Collected data:

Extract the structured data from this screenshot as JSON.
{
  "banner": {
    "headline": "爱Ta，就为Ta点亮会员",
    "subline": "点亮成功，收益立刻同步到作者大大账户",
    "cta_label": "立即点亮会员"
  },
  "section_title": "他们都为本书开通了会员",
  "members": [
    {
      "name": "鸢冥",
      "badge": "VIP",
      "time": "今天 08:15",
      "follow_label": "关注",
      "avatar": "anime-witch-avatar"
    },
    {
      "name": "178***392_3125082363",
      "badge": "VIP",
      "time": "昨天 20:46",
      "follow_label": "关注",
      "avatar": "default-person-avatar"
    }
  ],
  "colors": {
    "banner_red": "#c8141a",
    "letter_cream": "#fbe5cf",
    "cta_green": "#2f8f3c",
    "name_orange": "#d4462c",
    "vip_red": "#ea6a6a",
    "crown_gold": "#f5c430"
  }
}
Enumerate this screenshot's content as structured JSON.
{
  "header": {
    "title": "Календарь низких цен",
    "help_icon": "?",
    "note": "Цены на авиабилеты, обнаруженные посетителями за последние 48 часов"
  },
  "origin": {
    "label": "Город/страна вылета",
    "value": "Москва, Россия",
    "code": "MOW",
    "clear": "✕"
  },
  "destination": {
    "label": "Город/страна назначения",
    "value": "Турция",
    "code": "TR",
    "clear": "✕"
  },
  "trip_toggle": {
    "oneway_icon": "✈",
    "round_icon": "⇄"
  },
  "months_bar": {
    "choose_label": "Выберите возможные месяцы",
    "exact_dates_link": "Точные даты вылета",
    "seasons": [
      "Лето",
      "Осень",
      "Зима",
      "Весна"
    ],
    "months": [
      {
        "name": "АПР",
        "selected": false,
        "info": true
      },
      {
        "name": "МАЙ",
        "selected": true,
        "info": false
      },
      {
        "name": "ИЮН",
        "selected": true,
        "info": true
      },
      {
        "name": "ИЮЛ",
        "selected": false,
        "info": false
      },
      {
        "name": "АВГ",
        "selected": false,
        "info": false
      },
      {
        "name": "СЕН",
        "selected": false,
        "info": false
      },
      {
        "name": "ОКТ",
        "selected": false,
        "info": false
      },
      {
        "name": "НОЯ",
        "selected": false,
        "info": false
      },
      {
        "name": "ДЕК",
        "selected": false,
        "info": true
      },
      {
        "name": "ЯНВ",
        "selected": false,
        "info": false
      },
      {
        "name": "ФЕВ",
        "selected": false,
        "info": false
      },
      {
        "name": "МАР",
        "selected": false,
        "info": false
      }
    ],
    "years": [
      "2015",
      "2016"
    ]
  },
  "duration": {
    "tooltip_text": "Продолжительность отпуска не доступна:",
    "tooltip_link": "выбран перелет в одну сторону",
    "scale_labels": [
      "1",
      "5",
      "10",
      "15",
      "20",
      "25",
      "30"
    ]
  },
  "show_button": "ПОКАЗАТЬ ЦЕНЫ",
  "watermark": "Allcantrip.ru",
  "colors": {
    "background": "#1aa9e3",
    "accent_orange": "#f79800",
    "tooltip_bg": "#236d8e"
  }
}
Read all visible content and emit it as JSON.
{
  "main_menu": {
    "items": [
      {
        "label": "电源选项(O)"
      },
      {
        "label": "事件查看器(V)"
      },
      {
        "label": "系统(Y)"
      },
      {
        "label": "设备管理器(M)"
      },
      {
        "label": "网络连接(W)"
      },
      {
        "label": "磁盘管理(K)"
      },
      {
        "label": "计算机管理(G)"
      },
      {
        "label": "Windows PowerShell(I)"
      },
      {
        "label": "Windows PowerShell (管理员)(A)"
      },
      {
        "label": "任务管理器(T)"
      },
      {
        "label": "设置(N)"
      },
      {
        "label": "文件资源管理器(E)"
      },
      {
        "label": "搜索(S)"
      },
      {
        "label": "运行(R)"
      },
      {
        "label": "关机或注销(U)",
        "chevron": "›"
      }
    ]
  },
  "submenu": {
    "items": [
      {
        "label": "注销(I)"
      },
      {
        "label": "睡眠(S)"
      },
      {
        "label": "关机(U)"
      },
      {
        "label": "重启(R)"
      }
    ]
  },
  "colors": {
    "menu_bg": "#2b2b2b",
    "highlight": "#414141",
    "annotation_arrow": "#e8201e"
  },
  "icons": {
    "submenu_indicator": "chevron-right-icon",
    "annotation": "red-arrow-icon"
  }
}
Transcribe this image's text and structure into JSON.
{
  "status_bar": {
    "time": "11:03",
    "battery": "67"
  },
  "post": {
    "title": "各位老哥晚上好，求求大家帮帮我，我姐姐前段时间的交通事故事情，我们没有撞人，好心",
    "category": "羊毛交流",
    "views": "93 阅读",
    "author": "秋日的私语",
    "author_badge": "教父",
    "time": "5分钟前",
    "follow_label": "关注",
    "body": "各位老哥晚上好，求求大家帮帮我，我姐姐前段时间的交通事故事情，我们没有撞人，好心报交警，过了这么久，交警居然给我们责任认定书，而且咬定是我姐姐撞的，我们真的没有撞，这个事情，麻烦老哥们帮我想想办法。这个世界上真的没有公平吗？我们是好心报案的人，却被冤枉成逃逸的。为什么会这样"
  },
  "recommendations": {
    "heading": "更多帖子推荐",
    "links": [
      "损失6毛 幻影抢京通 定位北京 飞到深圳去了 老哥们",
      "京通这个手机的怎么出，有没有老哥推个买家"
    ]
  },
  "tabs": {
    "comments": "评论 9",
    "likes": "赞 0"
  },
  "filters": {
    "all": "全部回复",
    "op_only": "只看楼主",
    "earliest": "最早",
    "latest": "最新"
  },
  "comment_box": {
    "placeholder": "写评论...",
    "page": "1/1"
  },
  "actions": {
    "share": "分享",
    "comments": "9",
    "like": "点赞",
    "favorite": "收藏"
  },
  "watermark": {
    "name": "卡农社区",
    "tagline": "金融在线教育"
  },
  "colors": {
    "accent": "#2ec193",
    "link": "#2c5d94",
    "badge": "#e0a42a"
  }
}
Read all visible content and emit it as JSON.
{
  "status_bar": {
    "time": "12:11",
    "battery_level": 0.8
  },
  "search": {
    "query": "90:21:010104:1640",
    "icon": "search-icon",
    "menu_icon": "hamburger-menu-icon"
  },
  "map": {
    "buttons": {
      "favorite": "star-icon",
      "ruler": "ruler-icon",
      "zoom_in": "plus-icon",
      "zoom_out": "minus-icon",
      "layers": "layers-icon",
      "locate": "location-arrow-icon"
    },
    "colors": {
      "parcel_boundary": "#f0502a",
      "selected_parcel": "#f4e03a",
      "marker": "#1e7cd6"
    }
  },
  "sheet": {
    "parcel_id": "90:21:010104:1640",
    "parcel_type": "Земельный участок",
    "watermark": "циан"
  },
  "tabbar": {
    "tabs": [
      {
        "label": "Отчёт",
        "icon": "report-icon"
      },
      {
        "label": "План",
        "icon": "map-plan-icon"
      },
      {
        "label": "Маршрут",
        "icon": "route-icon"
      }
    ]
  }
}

> Work required:
Reproduce every line above without error.

> Task answer:
Extract the structured data from this screenshot as JSON.
{
  "banner": {
    "headline": "爱Ta，就为Ta点亮会员",
    "subline": "点亮成功，收益立刻同步到作者大大账户",
    "cta_label": "立即点亮会员"
  },
  "section_title": "他们都为本书开通了会员",
  "members": [
    {
      "name": "鸢冥",
      "badge": "VIP",
      "time": "今天 08:15",
      "follow_label": "关注",
      "avatar": "anime-witch-avatar"
    },
    {
      "name": "178***392_3125082363",
      "badge": "VIP",
      "time": "昨天 20:46",
      "follow_label": "关注",
      "avatar": "default-person-avatar"
    }
  ],
  "colors": {
    "banner_red": "#c8141a",
    "letter_cream": "#fbe5cf",
    "cta_green": "#2f8f3c",
    "name_orange": "#d4462c",
    "vip_red": "#ea6a6a",
    "crown_gold": "#f5c430"
  }
}
Enumerate this screenshot's content as structured JSON.
{
  "header": {
    "title": "Календарь низких цен",
    "help_icon": "?",
    "note": "Цены на авиабилеты, обнаруженные посетителями за последние 48 часов"
  },
  "origin": {
    "label": "Город/страна вылета",
    "value": "Москва, Россия",
    "code": "MOW",
    "clear": "✕"
  },
  "destination": {
    "label": "Город/страна назначения",
    "value": "Турция",
    "code": "TR",
    "clear": "✕"
  },
  "trip_toggle": {
    "oneway_icon": "✈",
    "round_icon": "⇄"
  },
  "months_bar": {
    "choose_label": "Выберите возможные месяцы",
    "exact_dates_link": "Точные даты вылета",
    "seasons": [
      "Лето",
      "Осень",
      "Зима",
      "Весна"
    ],
    "months": [
      {
        "name": "АПР",
        "selected": false,
        "info": true
      },
      {
        "name": "МАЙ",
        "selected": true,
        "info": false
      },
      {
        "name": "ИЮН",
        "selected": true,
        "info": true
      },
      {
        "name": "ИЮЛ",
        "selected": false,
        "info": false
      },
      {
        "name": "АВГ",
        "selected": false,
        "info": false
      },
      {
        "name": "СЕН",
        "selected": false,
        "info": false
      },
      {
        "name": "ОКТ",
        "selected": false,
        "info": false
      },
      {
        "name": "НОЯ",
        "selected": false,
        "info": false
      },
      {
        "name": "ДЕК",
        "selected": false,
        "info": true
      },
      {
        "name": "ЯНВ",
        "selected": false,
        "info": false
      },
      {
        "name": "ФЕВ",
        "selected": false,
        "info": false
      },
      {
        "name": "МАР",
        "selected": false,
        "info": false
      }
    ],
    "years": [
      "2015",
      "2016"
    ]
  },
  "duration": {
    "tooltip_text": "Продолжительность отпуска не доступна:",
    "tooltip_link": "выбран перелет в одну сторону",
    "scale_labels": [
      "1",
      "5",
      "10",
      "15",
      "20",
      "25",
      "30"
    ]
  },
  "show_button": "ПОКАЗАТЬ ЦЕНЫ",
  "watermark": "Allcantrip.ru",
  "colors": {
    "background": "#1aa9e3",
    "accent_orange": "#f79800",
    "tooltip_bg": "#236d8e"
  }
}
Read all visible content and emit it as JSON.
{
  "main_menu": {
    "items": [
      {
        "label": "电源选项(O)"
      },
      {
        "label": "事件查看器(V)"
      },
      {
        "label": "系统(Y)"
      },
      {
        "label": "设备管理器(M)"
      },
      {
        "label": "网络连接(W)"
      },
      {
        "label": "磁盘管理(K)"
      },
      {
        "label": "计算机管理(G)"
      },
      {
        "label": "Windows PowerShell(I)"
      },
      {
        "label": "Windows PowerShell (管理员)(A)"
      },
      {
        "label": "任务管理器(T)"
      },
      {
        "label": "设置(N)"
      },
      {
        "label": "文件资源管理器(E)"
      },
      {
        "label": "搜索(S)"
      },
      {
        "label": "运行(R)"
      },
      {
        "label": "关机或注销(U)",
        "chevron": "›"
      }
    ]
  },
  "submenu": {
    "items": [
      {
        "label": "注销(I)"
      },
      {
        "label": "睡眠(S)"
      },
      {
        "label": "关机(U)"
      },
      {
        "label": "重启(R)"
      }
    ]
  },
  "colors": {
    "menu_bg": "#2b2b2b",
    "highlight": "#414141",
    "annotation_arrow": "#e8201e"
  },
  "icons": {
    "submenu_indicator": "chevron-right-icon",
    "annotation": "red-arrow-icon"
  }
}
Transcribe this image's text and structure into JSON.
{
  "status_bar": {
    "time": "11:03",
    "battery": "67"
  },
  "post": {
    "title": "各位老哥晚上好，求求大家帮帮我，我姐姐前段时间的交通事故事情，我们没有撞人，好心",
    "category": "羊毛交流",
    "views": "93 阅读",
    "author": "秋日的私语",
    "author_badge": "教父",
    "time": "5分钟前",
    "follow_label": "关注",
    "body": "各位老哥晚上好，求求大家帮帮我，我姐姐前段时间的交通事故事情，我们没有撞人，好心报交警，过了这么久，交警居然给我们责任认定书，而且咬定是我姐姐撞的，我们真的没有撞，这个事情，麻烦老哥们帮我想想办法。这个世界上真的没有公平吗？我们是好心报案的人，却被冤枉成逃逸的。为什么会这样"
  },
  "recommendations": {
    "heading": "更多帖子推荐",
    "links": [
      "损失6毛 幻影抢京通 定位北京 飞到深圳去了 老哥们",
      "京通这个手机的怎么出，有没有老哥推个买家"
    ]
  },
  "tabs": {
    "comments": "评论 9",
    "likes": "赞 0"
  },
  "filters": {
    "all": "全部回复",
    "op_only": "只看楼主",
    "earliest": "最早",
    "latest": "最新"
  },
  "comment_box": {
    "placeholder": "写评论...",
    "page": "1/1"
  },
  "actions": {
    "share": "分享",
    "comments": "9",
    "like": "点赞",
    "favorite": "收藏"
  },
  "watermark": {
    "name": "卡农社区",
    "tagline": "金融在线教育"
  },
  "colors": {
    "accent": "#2ec193",
    "link": "#2c5d94",
    "badge": "#e0a42a"
  }
}
Read all visible content and emit it as JSON.
{
  "status_bar": {
    "time": "12:11",
    "battery_level": 0.8
  },
  "search": {
    "query": "90:21:010104:1640",
    "icon": "search-icon",
    "menu_icon": "hamburger-menu-icon"
  },
  "map": {
    "buttons": {
      "favorite": "star-icon",
      "ruler": "ruler-icon",
      "zoom_in": "plus-icon",
      "zoom_out": "minus-icon",
      "layers": "layers-icon",
      "locate": "location-arrow-icon"
    },
    "colors": {
      "parcel_boundary": "#f0502a",
      "selected_parcel": "#f4e03a",
      "marker": "#1e7cd6"
    }
  },
  "sheet": {
    "parcel_id": "90:21:010104:1640",
    "parcel_type": "Земельный участок",
    "watermark": "циан"
  },
  "tabbar": {
    "tabs": [
      {
        "label": "Отчёт",
        "icon": "report-icon"
      },
      {
        "label": "План",
        "icon": "map-plan-icon"
      },
      {
        "label": "Маршрут",
        "icon": "route-icon"
      }
    ]
  }
}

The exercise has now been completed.